Stored data:
%%

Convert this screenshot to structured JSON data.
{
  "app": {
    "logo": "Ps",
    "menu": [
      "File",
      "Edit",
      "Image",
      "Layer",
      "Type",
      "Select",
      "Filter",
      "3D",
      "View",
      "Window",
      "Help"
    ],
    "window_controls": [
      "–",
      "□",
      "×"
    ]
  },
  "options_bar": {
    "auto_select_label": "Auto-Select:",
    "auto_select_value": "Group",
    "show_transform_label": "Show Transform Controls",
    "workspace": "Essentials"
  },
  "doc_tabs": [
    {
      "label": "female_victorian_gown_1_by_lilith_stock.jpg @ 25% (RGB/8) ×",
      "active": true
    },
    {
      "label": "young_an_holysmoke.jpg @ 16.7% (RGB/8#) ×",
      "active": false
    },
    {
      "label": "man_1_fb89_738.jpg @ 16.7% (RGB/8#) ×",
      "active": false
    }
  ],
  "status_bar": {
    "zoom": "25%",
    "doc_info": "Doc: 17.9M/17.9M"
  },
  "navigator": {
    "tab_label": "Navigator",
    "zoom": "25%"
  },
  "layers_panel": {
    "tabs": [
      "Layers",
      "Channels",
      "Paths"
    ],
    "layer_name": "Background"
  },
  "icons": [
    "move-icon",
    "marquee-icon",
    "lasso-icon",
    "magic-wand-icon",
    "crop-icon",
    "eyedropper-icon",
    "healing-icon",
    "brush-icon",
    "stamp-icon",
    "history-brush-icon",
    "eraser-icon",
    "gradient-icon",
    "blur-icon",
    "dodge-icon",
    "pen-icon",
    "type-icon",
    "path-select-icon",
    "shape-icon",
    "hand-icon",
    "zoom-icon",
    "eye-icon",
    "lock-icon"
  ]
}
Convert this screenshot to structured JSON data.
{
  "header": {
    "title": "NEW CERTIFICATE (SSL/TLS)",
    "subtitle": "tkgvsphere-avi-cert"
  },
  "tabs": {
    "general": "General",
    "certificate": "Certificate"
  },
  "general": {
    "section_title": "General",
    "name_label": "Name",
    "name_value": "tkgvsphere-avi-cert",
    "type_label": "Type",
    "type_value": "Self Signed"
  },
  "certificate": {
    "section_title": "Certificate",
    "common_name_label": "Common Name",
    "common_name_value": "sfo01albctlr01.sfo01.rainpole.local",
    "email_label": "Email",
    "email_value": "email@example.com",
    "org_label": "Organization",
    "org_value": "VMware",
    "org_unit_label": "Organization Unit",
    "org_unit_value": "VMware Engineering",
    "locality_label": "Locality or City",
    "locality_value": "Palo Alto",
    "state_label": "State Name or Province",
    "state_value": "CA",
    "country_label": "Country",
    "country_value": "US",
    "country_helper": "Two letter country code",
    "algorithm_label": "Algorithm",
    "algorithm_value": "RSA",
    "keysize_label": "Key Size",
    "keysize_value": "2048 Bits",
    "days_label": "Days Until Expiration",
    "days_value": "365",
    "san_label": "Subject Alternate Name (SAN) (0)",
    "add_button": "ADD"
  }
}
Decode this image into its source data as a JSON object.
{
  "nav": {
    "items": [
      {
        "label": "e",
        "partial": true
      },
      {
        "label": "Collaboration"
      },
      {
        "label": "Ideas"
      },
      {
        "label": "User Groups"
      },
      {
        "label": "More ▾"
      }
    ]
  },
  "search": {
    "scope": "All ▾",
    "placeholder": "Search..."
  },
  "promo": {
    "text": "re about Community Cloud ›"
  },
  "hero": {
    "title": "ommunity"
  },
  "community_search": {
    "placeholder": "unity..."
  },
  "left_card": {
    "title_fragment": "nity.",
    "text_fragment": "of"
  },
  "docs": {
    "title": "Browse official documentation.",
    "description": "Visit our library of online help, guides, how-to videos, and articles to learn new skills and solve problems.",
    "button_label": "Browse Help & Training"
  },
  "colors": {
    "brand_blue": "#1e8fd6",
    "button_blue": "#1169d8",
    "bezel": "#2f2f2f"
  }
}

%%

Give the listing again, word for word.

*Finished answer*.
Convert this screenshot to structured JSON data.
{
  "app": {
    "logo": "Ps",
    "menu": [
      "File",
      "Edit",
      "Image",
      "Layer",
      "Type",
      "Select",
      "Filter",
      "3D",
      "View",
      "Window",
      "Help"
    ],
    "window_controls": [
      "–",
      "□",
      "×"
    ]
  },
  "options_bar": {
    "auto_select_label": "Auto-Select:",
    "auto_select_value": "Group",
    "show_transform_label": "Show Transform Controls",
    "workspace": "Essentials"
  },
  "doc_tabs": [
    {
      "label": "female_victorian_gown_1_by_lilith_stock.jpg @ 25% (RGB/8) ×",
      "active": true
    },
    {
      "label": "young_an_holysmoke.jpg @ 16.7% (RGB/8#) ×",
      "active": false
    },
    {
      "label": "man_1_fb89_738.jpg @ 16.7% (RGB/8#) ×",
      "active": false
    }
  ],
  "status_bar": {
    "zoom": "25%",
    "doc_info": "Doc: 17.9M/17.9M"
  },
  "navigator": {
    "tab_label": "Navigator",
    "zoom": "25%"
  },
  "layers_panel": {
    "tabs": [
      "Layers",
      "Channels",
      "Paths"
    ],
    "layer_name": "Background"
  },
  "icons": [
    "move-icon",
    "marquee-icon",
    "lasso-icon",
    "magic-wand-icon",
    "crop-icon",
    "eyedropper-icon",
    "healing-icon",
    "brush-icon",
    "stamp-icon",
    "history-brush-icon",
    "eraser-icon",
    "gradient-icon",
    "blur-icon",
    "dodge-icon",
    "pen-icon",
    "type-icon",
    "path-select-icon",
    "shape-icon",
    "hand-icon",
    "zoom-icon",
    "eye-icon",
    "lock-icon"
  ]
}
Convert this screenshot to structured JSON data.
{
  "header": {
    "title": "NEW CERTIFICATE (SSL/TLS)",
    "subtitle": "tkgvsphere-avi-cert"
  },
  "tabs": {
    "general": "General",
    "certificate": "Certificate"
  },
  "general": {
    "section_title": "General",
    "name_label": "Name",
    "name_value": "tkgvsphere-avi-cert",
    "type_label": "Type",
    "type_value": "Self Signed"
  },
  "certificate": {
    "section_title": "Certificate",
    "common_name_label": "Common Name",
    "common_name_value": "sfo01albctlr01.sfo01.rainpole.local",
    "email_label": "Email",
    "email_value": "email@example.com",
    "org_label": "Organization",
    "org_value": "VMware",
    "org_unit_label": "Organization Unit",
    "org_unit_value": "VMware Engineering",
    "locality_label": "Locality or City",
    "locality_value": "Palo Alto",
    "state_label": "State Name or Province",
    "state_value": "CA",
    "country_label": "Country",
    "country_value": "US",
    "country_helper": "Two letter country code",
    "algorithm_label": "Algorithm",
    "algorithm_value": "RSA",
    "keysize_label": "Key Size",
    "keysize_value": "2048 Bits",
    "days_label": "Days Until Expiration",
    "days_value": "365",
    "san_label": "Subject Alternate Name (SAN) (0)",
    "add_button": "ADD"
  }
}
Decode this image into its source data as a JSON object.
{
  "nav": {
    "items": [
      {
        "label": "e",
        "partial": true
      },
      {
        "label": "Collaboration"
      },
      {
        "label": "Ideas"
      },
      {
        "label": "User Groups"
      },
      {
        "label": "More ▾"
      }
    ]
  },
  "search": {
    "scope": "All ▾",
    "placeholder": "Search..."
  },
  "promo": {
    "text": "re about Community Cloud ›"
  },
  "hero": {
    "title": "ommunity"
  },
  "community_search": {
    "placeholder": "unity..."
  },
  "left_card": {
    "title_fragment": "nity.",
    "text_fragment": "of"
  },
  "docs": {
    "title": "Browse official documentation.",
    "description": "Visit our library of online help, guides, how-to videos, and articles to learn new skills and solve problems.",
    "button_label": "Browse Help & Training"
  },
  "colors": {
    "brand_blue": "#1e8fd6",
    "button_blue": "#1169d8",
    "bezel": "#2f2f2f"
  }
}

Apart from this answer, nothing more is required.